### What to work on
In the items from the first line through the line with "- y-tick-label: 46: [25, 40, 37, 52]", swap "contour-label" for "depth-label" wherever it appears, then write those lines out again with nothing else altered.

### Dataset content
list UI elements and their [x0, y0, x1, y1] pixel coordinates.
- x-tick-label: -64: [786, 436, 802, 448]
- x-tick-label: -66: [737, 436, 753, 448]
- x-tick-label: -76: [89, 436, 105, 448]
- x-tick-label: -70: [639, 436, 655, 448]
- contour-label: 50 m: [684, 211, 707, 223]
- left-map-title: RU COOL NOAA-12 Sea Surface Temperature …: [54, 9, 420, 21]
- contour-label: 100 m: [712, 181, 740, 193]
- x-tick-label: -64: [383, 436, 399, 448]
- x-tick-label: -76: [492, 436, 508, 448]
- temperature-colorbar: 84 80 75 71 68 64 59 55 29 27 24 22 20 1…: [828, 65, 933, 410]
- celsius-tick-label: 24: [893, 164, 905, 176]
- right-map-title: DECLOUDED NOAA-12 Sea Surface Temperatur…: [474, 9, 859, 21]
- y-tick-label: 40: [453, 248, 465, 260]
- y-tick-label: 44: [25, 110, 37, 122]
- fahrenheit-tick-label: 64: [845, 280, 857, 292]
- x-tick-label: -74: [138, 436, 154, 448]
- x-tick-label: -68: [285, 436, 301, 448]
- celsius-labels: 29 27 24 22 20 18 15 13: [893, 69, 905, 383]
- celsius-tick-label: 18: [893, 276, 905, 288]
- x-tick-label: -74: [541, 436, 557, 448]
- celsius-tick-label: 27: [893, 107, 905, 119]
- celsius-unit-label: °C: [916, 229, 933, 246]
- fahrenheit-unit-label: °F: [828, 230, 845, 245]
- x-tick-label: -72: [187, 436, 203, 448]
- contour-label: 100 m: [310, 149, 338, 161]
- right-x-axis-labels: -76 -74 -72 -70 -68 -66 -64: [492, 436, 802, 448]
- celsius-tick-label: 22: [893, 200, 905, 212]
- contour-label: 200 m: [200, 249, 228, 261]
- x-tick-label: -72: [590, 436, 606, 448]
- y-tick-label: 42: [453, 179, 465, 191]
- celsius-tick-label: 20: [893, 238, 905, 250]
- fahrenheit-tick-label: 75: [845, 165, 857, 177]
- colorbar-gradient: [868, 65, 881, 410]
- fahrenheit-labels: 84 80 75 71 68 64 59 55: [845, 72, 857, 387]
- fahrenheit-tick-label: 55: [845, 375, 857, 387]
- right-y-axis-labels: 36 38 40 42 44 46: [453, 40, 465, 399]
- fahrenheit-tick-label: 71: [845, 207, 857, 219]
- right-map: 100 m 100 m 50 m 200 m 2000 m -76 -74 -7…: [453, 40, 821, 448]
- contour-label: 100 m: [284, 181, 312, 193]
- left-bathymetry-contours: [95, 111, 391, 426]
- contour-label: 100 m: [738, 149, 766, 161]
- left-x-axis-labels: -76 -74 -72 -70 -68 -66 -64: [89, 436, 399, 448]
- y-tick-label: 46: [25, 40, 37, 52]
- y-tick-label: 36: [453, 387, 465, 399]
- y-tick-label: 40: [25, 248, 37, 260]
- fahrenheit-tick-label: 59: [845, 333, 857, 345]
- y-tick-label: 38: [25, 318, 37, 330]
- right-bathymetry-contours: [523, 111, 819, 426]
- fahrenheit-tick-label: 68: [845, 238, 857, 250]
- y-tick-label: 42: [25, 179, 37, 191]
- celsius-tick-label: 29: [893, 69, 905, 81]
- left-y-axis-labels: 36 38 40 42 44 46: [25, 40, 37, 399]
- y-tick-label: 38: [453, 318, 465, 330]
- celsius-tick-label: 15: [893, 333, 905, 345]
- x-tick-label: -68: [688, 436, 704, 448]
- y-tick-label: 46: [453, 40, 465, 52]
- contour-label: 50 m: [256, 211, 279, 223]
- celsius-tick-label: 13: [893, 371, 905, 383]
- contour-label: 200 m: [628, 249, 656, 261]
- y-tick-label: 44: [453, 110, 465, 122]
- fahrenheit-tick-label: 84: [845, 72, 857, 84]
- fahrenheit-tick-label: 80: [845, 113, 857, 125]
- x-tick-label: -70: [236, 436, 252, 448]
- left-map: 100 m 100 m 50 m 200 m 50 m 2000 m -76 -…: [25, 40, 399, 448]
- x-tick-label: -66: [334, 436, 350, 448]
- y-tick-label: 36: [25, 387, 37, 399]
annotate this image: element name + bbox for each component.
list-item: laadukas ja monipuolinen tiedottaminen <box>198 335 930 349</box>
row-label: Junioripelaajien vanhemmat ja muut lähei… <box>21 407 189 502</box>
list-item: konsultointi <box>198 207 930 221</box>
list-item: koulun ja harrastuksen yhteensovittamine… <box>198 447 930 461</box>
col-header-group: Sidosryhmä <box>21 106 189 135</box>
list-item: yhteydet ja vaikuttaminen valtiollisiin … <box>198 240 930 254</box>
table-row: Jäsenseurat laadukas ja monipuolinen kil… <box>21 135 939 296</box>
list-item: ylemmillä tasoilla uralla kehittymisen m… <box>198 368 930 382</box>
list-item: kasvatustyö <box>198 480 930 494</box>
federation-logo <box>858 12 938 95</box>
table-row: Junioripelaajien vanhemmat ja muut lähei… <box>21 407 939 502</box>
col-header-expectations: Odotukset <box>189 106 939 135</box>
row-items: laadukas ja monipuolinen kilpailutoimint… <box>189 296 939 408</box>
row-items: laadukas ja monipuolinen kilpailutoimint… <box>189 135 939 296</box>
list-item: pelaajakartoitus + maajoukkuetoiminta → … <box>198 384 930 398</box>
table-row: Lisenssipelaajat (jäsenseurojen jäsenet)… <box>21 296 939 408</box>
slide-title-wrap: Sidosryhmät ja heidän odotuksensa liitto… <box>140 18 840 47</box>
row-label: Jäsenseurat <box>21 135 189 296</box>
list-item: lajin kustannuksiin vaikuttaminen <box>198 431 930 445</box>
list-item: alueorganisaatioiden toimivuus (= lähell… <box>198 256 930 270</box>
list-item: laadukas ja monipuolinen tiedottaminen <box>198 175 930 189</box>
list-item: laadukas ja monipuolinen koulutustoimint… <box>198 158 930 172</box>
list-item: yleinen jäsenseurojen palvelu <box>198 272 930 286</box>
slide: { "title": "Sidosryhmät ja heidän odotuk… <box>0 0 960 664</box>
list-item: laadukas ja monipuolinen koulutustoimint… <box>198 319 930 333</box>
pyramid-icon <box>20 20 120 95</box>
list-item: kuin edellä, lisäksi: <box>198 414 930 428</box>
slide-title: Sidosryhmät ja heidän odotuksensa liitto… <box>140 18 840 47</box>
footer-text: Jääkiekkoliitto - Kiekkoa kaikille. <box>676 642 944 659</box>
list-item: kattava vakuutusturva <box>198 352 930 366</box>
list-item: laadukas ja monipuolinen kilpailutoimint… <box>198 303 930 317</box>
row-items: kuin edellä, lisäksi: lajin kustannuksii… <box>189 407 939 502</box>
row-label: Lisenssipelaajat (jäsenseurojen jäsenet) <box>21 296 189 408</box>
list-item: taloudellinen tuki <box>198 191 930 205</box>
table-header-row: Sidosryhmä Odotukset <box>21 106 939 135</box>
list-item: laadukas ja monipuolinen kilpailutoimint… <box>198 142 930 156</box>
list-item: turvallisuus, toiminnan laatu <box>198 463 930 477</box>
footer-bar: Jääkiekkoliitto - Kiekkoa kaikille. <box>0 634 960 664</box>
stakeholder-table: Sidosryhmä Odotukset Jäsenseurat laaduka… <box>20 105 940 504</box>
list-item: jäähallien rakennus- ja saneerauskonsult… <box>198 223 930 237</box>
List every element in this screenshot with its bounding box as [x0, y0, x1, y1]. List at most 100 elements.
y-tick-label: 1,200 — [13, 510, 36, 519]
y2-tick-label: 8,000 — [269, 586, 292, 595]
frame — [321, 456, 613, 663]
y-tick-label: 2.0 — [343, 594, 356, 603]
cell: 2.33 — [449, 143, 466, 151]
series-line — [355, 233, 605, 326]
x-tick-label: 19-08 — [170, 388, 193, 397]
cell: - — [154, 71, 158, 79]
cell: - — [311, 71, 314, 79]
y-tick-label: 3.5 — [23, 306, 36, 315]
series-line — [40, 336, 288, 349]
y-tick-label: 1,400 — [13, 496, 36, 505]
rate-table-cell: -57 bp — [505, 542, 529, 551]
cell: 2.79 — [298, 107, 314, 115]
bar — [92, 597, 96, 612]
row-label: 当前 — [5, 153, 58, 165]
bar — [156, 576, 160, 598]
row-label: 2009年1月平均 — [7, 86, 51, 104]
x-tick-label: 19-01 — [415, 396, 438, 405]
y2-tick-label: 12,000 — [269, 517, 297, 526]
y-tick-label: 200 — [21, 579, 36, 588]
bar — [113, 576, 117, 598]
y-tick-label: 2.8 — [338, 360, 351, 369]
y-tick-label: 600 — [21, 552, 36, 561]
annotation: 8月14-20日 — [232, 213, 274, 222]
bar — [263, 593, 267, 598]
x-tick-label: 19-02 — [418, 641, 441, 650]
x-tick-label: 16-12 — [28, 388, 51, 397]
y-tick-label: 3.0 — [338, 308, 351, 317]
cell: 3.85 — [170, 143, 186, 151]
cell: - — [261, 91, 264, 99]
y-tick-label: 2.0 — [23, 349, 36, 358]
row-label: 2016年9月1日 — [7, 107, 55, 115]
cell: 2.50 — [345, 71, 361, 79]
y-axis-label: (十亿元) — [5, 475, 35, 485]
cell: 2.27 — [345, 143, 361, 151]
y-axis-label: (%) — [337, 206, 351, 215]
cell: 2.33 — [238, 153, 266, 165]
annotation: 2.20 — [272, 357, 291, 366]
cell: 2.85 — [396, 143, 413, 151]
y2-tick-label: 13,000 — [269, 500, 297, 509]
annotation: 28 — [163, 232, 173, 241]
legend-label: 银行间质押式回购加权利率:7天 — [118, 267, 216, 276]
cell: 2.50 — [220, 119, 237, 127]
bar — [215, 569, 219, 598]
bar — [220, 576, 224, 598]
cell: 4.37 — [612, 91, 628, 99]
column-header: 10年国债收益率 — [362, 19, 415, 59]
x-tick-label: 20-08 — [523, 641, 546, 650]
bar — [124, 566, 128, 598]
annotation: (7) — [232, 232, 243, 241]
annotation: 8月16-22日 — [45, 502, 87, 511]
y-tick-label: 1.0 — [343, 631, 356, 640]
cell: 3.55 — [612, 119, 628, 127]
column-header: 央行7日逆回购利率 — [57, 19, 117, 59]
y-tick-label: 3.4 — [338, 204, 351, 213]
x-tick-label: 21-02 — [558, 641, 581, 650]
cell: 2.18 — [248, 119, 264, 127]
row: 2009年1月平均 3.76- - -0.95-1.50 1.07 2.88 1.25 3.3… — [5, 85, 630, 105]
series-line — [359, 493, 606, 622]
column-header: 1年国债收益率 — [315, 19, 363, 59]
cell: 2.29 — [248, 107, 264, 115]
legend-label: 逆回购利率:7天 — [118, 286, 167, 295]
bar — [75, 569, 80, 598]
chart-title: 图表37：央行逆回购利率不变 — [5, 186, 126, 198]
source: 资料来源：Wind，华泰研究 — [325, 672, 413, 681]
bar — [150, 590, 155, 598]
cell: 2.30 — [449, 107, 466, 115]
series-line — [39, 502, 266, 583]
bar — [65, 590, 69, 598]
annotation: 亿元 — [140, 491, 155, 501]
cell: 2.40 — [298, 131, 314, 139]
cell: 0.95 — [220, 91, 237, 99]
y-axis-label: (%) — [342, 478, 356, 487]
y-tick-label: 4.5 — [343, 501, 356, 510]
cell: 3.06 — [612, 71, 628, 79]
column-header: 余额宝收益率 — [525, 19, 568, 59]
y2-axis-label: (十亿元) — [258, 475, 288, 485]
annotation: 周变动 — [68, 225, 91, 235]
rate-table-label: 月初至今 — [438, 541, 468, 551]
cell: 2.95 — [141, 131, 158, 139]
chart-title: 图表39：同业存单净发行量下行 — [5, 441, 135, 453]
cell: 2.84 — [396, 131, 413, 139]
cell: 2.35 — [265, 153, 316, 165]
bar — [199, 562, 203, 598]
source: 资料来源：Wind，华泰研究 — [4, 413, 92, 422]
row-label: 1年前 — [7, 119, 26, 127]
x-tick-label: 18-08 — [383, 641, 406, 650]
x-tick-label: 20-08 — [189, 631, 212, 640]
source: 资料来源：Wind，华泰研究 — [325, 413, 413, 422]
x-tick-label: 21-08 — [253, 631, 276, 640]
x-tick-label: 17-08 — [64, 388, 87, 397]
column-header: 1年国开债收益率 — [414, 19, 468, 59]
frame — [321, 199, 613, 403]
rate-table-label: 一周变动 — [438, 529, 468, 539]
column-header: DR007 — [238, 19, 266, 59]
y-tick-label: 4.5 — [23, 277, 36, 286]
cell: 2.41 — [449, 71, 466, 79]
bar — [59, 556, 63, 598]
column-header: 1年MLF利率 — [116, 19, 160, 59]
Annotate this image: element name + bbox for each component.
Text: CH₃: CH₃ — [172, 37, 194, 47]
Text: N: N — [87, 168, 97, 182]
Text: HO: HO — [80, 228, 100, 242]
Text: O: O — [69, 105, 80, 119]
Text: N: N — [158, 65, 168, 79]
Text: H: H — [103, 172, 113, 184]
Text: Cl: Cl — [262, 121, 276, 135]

### Exercise answer
list UI elements and their [x0, y0, x1, y1] pixel coordinates.
- x-tick-label: -64: [786, 436, 802, 448]
- x-tick-label: -66: [737, 436, 753, 448]
- x-tick-label: -76: [89, 436, 105, 448]
- x-tick-label: -70: [639, 436, 655, 448]
- depth-label: 50 m: [684, 211, 707, 223]
- left-map-title: RU COOL NOAA-12 Sea Surface Temperature …: [54, 9, 420, 21]
- depth-label: 100 m: [712, 181, 740, 193]
- x-tick-label: -64: [383, 436, 399, 448]
- x-tick-label: -76: [492, 436, 508, 448]
- temperature-colorbar: 84 80 75 71 68 64 59 55 29 27 24 22 20 1…: [828, 65, 933, 410]
- celsius-tick-label: 24: [893, 164, 905, 176]
- right-map-title: DECLOUDED NOAA-12 Sea Surface Temperatur…: [474, 9, 859, 21]
- y-tick-label: 40: [453, 248, 465, 260]
- y-tick-label: 44: [25, 110, 37, 122]
- fahrenheit-tick-label: 64: [845, 280, 857, 292]
- x-tick-label: -74: [138, 436, 154, 448]
- x-tick-label: -68: [285, 436, 301, 448]
- celsius-labels: 29 27 24 22 20 18 15 13: [893, 69, 905, 383]
- celsius-tick-label: 18: [893, 276, 905, 288]
- x-tick-label: -74: [541, 436, 557, 448]
- celsius-tick-label: 27: [893, 107, 905, 119]
- celsius-unit-label: °C: [916, 229, 933, 246]
- fahrenheit-unit-label: °F: [828, 230, 845, 245]
- x-tick-label: -72: [187, 436, 203, 448]
- depth-label: 100 m: [310, 149, 338, 161]
- right-x-axis-labels: -76 -74 -72 -70 -68 -66 -64: [492, 436, 802, 448]
- celsius-tick-label: 22: [893, 200, 905, 212]
- depth-label: 200 m: [200, 249, 228, 261]
- x-tick-label: -72: [590, 436, 606, 448]
- y-tick-label: 42: [453, 179, 465, 191]
- celsius-tick-label: 20: [893, 238, 905, 250]
- fahrenheit-tick-label: 75: [845, 165, 857, 177]
- colorbar-gradient: [868, 65, 881, 410]
- fahrenheit-labels: 84 80 75 71 68 64 59 55: [845, 72, 857, 387]
- fahrenheit-tick-label: 55: [845, 375, 857, 387]
- right-y-axis-labels: 36 38 40 42 44 46: [453, 40, 465, 399]
- fahrenheit-tick-label: 71: [845, 207, 857, 219]
- right-map: 100 m 100 m 50 m 200 m 2000 m -76 -74 -7…: [453, 40, 821, 448]
- depth-label: 100 m: [284, 181, 312, 193]
- left-bathymetry-contours: [95, 111, 391, 426]
- depth-label: 100 m: [738, 149, 766, 161]
- left-x-axis-labels: -76 -74 -72 -70 -68 -66 -64: [89, 436, 399, 448]
- y-tick-label: 46: [25, 40, 37, 52]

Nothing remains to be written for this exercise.